- [TASK OBJECTIVE] Can you copy the material word for word, starting at the very first line and going on through the line that contains "wash-basin-bowl <box>499 1208 545 1249</box>"?

— Start —

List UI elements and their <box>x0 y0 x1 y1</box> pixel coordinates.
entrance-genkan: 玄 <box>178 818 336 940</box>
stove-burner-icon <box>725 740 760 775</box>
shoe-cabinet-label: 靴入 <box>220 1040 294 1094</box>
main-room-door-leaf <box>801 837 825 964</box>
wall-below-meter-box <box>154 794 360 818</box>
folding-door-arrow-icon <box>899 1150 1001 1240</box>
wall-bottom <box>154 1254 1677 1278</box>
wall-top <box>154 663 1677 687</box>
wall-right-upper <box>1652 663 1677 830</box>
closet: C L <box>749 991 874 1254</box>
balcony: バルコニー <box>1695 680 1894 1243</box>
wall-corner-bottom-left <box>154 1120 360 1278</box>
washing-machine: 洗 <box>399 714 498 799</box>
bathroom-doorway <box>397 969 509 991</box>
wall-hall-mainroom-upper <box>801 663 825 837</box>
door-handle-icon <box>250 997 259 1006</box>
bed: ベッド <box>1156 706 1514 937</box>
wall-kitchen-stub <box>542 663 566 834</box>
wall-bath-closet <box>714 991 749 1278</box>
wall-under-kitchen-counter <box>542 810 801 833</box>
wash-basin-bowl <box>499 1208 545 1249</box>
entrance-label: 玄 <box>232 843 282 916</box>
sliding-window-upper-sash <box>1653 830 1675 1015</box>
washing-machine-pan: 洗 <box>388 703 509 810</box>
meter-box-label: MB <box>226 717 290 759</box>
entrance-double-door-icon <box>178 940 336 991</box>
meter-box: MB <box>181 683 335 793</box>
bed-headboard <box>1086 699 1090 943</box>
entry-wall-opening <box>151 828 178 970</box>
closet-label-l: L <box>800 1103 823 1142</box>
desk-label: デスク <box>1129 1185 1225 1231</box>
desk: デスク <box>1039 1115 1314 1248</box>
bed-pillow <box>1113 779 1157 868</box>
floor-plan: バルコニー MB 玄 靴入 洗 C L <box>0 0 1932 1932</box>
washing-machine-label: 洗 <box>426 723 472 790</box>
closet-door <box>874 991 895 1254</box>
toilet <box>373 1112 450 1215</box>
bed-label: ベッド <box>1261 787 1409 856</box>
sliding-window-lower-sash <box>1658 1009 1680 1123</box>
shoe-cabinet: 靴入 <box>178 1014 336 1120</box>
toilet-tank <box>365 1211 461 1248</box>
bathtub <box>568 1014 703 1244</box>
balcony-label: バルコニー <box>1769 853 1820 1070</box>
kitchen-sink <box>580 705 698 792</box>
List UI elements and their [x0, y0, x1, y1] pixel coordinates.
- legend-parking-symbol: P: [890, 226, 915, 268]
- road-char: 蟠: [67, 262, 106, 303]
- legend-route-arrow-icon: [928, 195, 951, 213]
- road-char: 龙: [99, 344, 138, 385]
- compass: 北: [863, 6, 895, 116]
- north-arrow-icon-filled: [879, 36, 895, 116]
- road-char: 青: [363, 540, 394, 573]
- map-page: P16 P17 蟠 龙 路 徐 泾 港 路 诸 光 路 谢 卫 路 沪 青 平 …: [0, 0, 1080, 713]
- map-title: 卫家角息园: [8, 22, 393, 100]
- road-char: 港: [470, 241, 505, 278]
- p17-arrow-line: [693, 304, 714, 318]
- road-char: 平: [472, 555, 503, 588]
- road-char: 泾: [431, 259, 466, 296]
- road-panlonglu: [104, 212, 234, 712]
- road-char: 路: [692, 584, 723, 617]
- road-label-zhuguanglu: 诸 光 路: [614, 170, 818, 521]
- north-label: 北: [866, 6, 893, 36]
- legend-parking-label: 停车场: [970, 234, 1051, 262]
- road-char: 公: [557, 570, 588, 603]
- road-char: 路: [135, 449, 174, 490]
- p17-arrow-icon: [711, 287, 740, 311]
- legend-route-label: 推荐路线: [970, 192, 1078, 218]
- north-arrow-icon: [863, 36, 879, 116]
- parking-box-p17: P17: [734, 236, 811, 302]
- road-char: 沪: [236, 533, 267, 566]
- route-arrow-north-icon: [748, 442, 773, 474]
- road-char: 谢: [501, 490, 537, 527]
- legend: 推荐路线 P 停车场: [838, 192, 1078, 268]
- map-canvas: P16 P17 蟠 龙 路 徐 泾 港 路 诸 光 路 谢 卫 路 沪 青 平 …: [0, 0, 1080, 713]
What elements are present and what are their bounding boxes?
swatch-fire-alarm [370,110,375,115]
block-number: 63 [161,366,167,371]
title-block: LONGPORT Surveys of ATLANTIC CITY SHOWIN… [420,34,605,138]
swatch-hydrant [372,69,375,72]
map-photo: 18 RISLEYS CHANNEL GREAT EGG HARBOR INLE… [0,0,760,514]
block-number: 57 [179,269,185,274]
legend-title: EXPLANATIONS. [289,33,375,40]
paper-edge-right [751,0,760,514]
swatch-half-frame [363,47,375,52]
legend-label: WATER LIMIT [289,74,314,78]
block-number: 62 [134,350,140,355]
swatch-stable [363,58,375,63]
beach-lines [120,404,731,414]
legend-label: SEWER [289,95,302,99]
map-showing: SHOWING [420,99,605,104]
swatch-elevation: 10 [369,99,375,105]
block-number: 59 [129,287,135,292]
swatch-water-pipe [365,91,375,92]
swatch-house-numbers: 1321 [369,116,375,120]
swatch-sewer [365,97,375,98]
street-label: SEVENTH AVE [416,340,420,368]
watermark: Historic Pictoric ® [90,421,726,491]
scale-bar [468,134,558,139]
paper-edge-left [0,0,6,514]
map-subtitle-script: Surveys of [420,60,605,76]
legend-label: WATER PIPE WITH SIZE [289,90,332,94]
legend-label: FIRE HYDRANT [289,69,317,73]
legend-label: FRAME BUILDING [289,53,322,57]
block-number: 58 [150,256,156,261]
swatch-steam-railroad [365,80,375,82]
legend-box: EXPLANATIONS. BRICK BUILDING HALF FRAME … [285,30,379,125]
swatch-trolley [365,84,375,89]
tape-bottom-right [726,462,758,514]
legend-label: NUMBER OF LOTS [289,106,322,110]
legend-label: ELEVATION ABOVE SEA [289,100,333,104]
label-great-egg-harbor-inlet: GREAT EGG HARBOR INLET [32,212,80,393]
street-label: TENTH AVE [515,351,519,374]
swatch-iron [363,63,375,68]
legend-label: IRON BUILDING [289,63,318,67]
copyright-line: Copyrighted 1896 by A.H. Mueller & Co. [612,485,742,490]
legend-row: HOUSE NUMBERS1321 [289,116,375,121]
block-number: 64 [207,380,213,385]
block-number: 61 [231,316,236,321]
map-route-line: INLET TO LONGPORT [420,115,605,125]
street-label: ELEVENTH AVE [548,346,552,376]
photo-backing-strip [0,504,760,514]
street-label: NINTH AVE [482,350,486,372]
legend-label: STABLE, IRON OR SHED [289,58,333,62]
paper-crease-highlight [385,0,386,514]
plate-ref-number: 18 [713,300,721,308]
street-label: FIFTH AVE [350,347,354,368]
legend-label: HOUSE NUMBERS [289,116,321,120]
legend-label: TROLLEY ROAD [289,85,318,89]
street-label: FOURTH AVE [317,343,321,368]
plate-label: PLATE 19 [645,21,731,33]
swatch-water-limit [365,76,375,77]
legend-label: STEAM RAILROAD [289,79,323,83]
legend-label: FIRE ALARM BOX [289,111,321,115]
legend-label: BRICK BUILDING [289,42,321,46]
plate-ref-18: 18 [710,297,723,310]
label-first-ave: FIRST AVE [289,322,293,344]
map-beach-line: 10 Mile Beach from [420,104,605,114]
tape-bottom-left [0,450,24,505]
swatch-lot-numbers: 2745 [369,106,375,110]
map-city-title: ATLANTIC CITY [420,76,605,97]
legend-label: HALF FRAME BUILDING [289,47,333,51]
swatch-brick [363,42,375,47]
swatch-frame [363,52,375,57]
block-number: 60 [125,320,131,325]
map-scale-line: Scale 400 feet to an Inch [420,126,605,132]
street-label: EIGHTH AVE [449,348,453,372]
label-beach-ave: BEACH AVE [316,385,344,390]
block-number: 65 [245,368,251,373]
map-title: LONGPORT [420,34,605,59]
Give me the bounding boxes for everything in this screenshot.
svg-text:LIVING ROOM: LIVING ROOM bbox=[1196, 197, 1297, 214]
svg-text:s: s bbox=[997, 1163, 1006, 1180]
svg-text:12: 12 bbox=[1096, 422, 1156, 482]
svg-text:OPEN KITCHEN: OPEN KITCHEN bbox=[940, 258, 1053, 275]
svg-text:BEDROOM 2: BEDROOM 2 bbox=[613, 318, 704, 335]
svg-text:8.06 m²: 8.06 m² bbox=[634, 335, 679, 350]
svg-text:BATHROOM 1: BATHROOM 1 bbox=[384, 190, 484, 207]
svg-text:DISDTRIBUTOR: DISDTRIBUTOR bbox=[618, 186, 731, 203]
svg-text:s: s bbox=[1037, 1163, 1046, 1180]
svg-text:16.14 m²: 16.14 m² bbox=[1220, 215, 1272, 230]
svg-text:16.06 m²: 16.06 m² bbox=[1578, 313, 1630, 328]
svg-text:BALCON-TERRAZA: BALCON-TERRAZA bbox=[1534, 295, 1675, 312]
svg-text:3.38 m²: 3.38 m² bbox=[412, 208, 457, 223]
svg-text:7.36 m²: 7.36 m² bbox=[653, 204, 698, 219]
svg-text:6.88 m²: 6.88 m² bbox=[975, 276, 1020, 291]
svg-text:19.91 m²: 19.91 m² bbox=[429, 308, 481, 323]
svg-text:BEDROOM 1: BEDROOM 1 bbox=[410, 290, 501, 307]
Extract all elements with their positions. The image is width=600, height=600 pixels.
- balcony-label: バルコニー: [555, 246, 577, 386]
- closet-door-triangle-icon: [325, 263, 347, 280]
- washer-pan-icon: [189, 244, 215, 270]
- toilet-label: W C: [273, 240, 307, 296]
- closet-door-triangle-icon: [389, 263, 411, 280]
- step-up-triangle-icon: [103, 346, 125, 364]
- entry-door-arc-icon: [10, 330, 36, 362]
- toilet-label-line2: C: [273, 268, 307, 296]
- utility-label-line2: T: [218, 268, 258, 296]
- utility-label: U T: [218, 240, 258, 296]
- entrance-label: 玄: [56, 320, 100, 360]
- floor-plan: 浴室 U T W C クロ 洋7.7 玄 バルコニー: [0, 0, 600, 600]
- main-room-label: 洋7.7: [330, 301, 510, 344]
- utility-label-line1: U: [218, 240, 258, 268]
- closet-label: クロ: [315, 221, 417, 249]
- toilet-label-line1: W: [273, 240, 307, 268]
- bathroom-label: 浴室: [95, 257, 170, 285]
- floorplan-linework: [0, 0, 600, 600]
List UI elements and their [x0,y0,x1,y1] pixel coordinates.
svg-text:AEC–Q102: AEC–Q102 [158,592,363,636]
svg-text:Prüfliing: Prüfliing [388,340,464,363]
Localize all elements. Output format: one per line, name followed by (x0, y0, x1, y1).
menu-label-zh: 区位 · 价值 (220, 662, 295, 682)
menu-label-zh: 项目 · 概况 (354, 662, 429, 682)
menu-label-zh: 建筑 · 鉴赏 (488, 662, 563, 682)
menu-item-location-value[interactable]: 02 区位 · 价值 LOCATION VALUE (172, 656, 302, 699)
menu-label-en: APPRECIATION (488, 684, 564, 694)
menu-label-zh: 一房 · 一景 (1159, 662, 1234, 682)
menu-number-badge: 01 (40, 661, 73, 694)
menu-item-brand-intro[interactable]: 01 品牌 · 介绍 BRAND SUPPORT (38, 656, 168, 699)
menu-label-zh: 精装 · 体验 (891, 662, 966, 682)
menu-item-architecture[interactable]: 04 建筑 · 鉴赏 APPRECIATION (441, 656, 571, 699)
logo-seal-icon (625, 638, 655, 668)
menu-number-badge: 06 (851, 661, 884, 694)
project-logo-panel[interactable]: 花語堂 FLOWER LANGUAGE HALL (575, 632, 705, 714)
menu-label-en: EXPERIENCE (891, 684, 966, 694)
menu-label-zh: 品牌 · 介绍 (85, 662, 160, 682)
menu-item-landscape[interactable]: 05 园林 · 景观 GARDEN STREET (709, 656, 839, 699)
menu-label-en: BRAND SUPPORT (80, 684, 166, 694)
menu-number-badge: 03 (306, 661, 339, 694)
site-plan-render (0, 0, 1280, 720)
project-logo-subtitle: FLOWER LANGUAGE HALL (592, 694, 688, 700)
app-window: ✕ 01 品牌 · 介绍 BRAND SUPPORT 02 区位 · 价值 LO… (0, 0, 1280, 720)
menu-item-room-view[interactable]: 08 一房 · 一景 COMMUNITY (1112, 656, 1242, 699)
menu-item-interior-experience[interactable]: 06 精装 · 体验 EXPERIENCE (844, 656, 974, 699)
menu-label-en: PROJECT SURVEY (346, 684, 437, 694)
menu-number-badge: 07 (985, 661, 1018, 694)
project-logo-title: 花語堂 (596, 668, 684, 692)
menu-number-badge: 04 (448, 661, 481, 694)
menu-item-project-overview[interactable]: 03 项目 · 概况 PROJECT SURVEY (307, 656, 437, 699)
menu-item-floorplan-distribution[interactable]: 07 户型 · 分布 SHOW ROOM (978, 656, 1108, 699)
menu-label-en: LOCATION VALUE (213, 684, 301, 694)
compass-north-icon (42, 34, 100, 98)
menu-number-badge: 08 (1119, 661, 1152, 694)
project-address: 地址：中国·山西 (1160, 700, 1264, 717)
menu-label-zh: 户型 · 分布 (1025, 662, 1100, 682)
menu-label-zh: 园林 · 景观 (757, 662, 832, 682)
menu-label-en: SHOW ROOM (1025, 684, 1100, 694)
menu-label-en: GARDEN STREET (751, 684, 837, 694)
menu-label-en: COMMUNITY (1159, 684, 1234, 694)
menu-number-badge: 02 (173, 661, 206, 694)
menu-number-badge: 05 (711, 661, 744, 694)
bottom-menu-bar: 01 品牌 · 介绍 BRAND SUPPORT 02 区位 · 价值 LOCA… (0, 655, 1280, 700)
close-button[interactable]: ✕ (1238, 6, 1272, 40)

— End —

- [RIGHT ANSWER]
List UI elements and their <box>x0 y0 x1 y1</box> pixel coordinates.
entrance-genkan: 玄 <box>178 818 336 940</box>
stove-burner-icon <box>725 740 760 775</box>
shoe-cabinet-label: 靴入 <box>220 1040 294 1094</box>
main-room-door-leaf <box>801 837 825 964</box>
wall-below-meter-box <box>154 794 360 818</box>
folding-door-arrow-icon <box>899 1150 1001 1240</box>
wall-bottom <box>154 1254 1677 1278</box>
wall-top <box>154 663 1677 687</box>
wall-right-upper <box>1652 663 1677 830</box>
closet: C L <box>749 991 874 1254</box>
balcony: バルコニー <box>1695 680 1894 1243</box>
wall-corner-bottom-left <box>154 1120 360 1278</box>
washing-machine: 洗 <box>399 714 498 799</box>
bathroom-doorway <box>397 969 509 991</box>
wall-hall-mainroom-upper <box>801 663 825 837</box>
door-handle-icon <box>250 997 259 1006</box>
bed: ベッド <box>1156 706 1514 937</box>
wall-kitchen-stub <box>542 663 566 834</box>
wall-bath-closet <box>714 991 749 1278</box>
wall-under-kitchen-counter <box>542 810 801 833</box>
wash-basin-bowl <box>499 1208 545 1249</box>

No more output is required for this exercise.